— Problem to work on —
Each record below should be repeated precisely as written.

++++ Record list ++++

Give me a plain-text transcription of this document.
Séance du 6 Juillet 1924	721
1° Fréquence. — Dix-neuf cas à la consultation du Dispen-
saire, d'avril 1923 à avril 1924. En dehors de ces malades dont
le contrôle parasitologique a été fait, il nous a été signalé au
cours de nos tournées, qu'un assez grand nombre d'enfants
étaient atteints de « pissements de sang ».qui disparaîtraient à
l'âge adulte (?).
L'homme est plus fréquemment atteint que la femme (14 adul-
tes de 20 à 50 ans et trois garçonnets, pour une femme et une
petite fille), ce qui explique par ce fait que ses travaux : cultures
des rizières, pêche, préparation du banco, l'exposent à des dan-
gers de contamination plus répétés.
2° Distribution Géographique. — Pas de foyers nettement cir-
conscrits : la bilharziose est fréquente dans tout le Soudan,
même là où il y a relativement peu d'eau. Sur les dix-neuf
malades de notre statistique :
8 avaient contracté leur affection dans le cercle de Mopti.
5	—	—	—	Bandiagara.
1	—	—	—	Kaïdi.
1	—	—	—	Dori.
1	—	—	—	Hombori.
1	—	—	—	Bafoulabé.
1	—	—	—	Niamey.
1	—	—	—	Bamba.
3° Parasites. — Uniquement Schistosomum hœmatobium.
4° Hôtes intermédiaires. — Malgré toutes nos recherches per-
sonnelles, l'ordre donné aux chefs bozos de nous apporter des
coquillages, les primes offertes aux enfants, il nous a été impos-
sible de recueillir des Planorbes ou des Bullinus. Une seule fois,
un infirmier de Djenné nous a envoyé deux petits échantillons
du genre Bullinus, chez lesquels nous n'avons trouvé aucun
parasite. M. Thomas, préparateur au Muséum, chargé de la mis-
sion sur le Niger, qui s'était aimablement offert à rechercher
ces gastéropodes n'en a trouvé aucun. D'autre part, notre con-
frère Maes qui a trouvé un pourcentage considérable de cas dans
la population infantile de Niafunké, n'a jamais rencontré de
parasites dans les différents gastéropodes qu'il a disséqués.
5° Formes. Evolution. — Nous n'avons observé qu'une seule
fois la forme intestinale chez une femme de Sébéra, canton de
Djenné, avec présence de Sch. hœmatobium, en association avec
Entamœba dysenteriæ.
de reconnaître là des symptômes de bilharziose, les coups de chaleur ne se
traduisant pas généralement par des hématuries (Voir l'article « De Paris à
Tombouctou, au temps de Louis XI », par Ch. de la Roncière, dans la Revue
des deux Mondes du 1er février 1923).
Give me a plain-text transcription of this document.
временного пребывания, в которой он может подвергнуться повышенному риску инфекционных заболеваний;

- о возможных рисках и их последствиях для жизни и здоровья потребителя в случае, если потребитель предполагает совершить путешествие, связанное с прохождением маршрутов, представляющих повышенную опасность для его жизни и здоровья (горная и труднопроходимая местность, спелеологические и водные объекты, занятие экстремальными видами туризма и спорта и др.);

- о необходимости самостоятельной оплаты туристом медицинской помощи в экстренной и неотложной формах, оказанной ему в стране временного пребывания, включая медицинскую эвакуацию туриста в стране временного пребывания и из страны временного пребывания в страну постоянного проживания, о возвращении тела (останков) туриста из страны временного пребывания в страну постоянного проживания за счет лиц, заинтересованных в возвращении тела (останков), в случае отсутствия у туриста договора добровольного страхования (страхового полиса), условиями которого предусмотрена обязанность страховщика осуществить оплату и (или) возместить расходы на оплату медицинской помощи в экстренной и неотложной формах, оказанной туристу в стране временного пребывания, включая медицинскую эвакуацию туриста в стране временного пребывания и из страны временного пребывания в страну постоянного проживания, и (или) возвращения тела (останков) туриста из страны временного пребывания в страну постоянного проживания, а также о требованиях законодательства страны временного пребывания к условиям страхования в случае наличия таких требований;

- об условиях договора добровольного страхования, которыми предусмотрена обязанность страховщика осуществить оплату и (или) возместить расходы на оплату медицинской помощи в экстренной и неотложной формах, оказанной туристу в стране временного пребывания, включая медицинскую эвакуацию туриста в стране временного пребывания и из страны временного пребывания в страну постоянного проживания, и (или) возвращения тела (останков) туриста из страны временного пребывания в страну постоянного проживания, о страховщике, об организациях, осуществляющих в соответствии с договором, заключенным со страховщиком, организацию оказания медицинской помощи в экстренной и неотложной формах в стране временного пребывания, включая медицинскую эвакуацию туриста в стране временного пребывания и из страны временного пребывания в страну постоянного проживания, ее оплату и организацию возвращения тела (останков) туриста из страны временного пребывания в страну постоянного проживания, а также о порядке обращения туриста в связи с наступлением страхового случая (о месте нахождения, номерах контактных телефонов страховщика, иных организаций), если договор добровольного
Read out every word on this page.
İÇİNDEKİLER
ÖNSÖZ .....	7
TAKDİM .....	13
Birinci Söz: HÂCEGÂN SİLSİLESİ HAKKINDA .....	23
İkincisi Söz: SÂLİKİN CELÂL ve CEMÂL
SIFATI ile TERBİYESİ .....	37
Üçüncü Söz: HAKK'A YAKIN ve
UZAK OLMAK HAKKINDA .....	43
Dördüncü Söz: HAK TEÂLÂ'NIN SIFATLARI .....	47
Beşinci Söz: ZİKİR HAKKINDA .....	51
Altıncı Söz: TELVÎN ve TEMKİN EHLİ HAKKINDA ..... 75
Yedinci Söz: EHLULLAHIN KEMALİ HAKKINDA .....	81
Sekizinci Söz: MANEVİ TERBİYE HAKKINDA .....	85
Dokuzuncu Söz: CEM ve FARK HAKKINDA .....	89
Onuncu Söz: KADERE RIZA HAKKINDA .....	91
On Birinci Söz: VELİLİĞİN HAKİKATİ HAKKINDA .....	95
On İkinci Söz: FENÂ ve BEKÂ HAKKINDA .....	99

++++

— In response —
Give me a plain-text transcription of this document.
Séance du 6 Juillet 1924	721
1° Fréquence. — Dix-neuf cas à la consultation du Dispen-
saire, d'avril 1923 à avril 1924. En dehors de ces malades dont
le contrôle parasitologique a été fait, il nous a été signalé au
cours de nos tournées, qu'un assez grand nombre d'enfants
étaient atteints de « pissements de sang ».qui disparaîtraient à
l'âge adulte (?).
L'homme est plus fréquemment atteint que la femme (14 adul-
tes de 20 à 50 ans et trois garçonnets, pour une femme et une
petite fille), ce qui explique par ce fait que ses travaux : cultures
des rizières, pêche, préparation du banco, l'exposent à des dan-
gers de contamination plus répétés.
2° Distribution Géographique. — Pas de foyers nettement cir-
conscrits : la bilharziose est fréquente dans tout le Soudan,
même là où il y a relativement peu d'eau. Sur les dix-neuf
malades de notre statistique :
8 avaient contracté leur affection dans le cercle de Mopti.
5	—	—	—	Bandiagara.
1	—	—	—	Kaïdi.
1	—	—	—	Dori.
1	—	—	—	Hombori.
1	—	—	—	Bafoulabé.
1	—	—	—	Niamey.
1	—	—	—	Bamba.
3° Parasites. — Uniquement Schistosomum hœmatobium.
4° Hôtes intermédiaires. — Malgré toutes nos recherches per-
sonnelles, l'ordre donné aux chefs bozos de nous apporter des
coquillages, les primes offertes aux enfants, il nous a été impos-
sible de recueillir des Planorbes ou des Bullinus. Une seule fois,
un infirmier de Djenné nous a envoyé deux petits échantillons
du genre Bullinus, chez lesquels nous n'avons trouvé aucun
parasite. M. Thomas, préparateur au Muséum, chargé de la mis-
sion sur le Niger, qui s'était aimablement offert à rechercher
ces gastéropodes n'en a trouvé aucun. D'autre part, notre con-
frère Maes qui a trouvé un pourcentage considérable de cas dans
la population infantile de Niafunké, n'a jamais rencontré de
parasites dans les différents gastéropodes qu'il a disséqués.
5° Formes. Evolution. — Nous n'avons observé qu'une seule
fois la forme intestinale chez une femme de Sébéra, canton de
Djenné, avec présence de Sch. hœmatobium, en association avec
Entamœba dysenteriæ.
de reconnaître là des symptômes de bilharziose, les coups de chaleur ne se
traduisant pas généralement par des hématuries (Voir l'article « De Paris à
Tombouctou, au temps de Louis XI », par Ch. de la Roncière, dans la Revue
des deux Mondes du 1er février 1923).
Give me a plain-text transcription of this document.
временного пребывания, в которой он может подвергнуться повышенному риску инфекционных заболеваний;

- о возможных рисках и их последствиях для жизни и здоровья потребителя в случае, если потребитель предполагает совершить путешествие, связанное с прохождением маршрутов, представляющих повышенную опасность для его жизни и здоровья (горная и труднопроходимая местность, спелеологические и водные объекты, занятие экстремальными видами туризма и спорта и др.);

- о необходимости самостоятельной оплаты туристом медицинской помощи в экстренной и неотложной формах, оказанной ему в стране временного пребывания, включая медицинскую эвакуацию туриста в стране временного пребывания и из страны временного пребывания в страну постоянного проживания, о возвращении тела (останков) туриста из страны временного пребывания в страну постоянного проживания за счет лиц, заинтересованных в возвращении тела (останков), в случае отсутствия у туриста договора добровольного страхования (страхового полиса), условиями которого предусмотрена обязанность страховщика осуществить оплату и (или) возместить расходы на оплату медицинской помощи в экстренной и неотложной формах, оказанной туристу в стране временного пребывания, включая медицинскую эвакуацию туриста в стране временного пребывания и из страны временного пребывания в страну постоянного проживания, и (или) возвращения тела (останков) туриста из страны временного пребывания в страну постоянного проживания, а также о требованиях законодательства страны временного пребывания к условиям страхования в случае наличия таких требований;

- об условиях договора добровольного страхования, которыми предусмотрена обязанность страховщика осуществить оплату и (или) возместить расходы на оплату медицинской помощи в экстренной и неотложной формах, оказанной туристу в стране временного пребывания, включая медицинскую эвакуацию туриста в стране временного пребывания и из страны временного пребывания в страну постоянного проживания, и (или) возвращения тела (останков) туриста из страны временного пребывания в страну постоянного проживания, о страховщике, об организациях, осуществляющих в соответствии с договором, заключенным со страховщиком, организацию оказания медицинской помощи в экстренной и неотложной формах в стране временного пребывания, включая медицинскую эвакуацию туриста в стране временного пребывания и из страны временного пребывания в страну постоянного проживания, ее оплату и организацию возвращения тела (останков) туриста из страны временного пребывания в страну постоянного проживания, а также о порядке обращения туриста в связи с наступлением страхового случая (о месте нахождения, номерах контактных телефонов страховщика, иных организаций), если договор добровольного
Read out every word on this page.
İÇİNDEKİLER
ÖNSÖZ .....	7
TAKDİM .....	13
Birinci Söz: HÂCEGÂN SİLSİLESİ HAKKINDA .....	23
İkincisi Söz: SÂLİKİN CELÂL ve CEMÂL
SIFATI ile TERBİYESİ .....	37
Üçüncü Söz: HAKK'A YAKIN ve
UZAK OLMAK HAKKINDA .....	43
Dördüncü Söz: HAK TEÂLÂ'NIN SIFATLARI .....	47
Beşinci Söz: ZİKİR HAKKINDA .....	51
Altıncı Söz: TELVÎN ve TEMKİN EHLİ HAKKINDA ..... 75
Yedinci Söz: EHLULLAHIN KEMALİ HAKKINDA .....	81
Sekizinci Söz: MANEVİ TERBİYE HAKKINDA .....	85
Dokuzuncu Söz: CEM ve FARK HAKKINDA .....	89
Onuncu Söz: KADERE RIZA HAKKINDA .....	91
On Birinci Söz: VELİLİĞİN HAKİKATİ HAKKINDA .....	95
On İkinci Söz: FENÂ ve BEKÂ HAKKINDA .....	99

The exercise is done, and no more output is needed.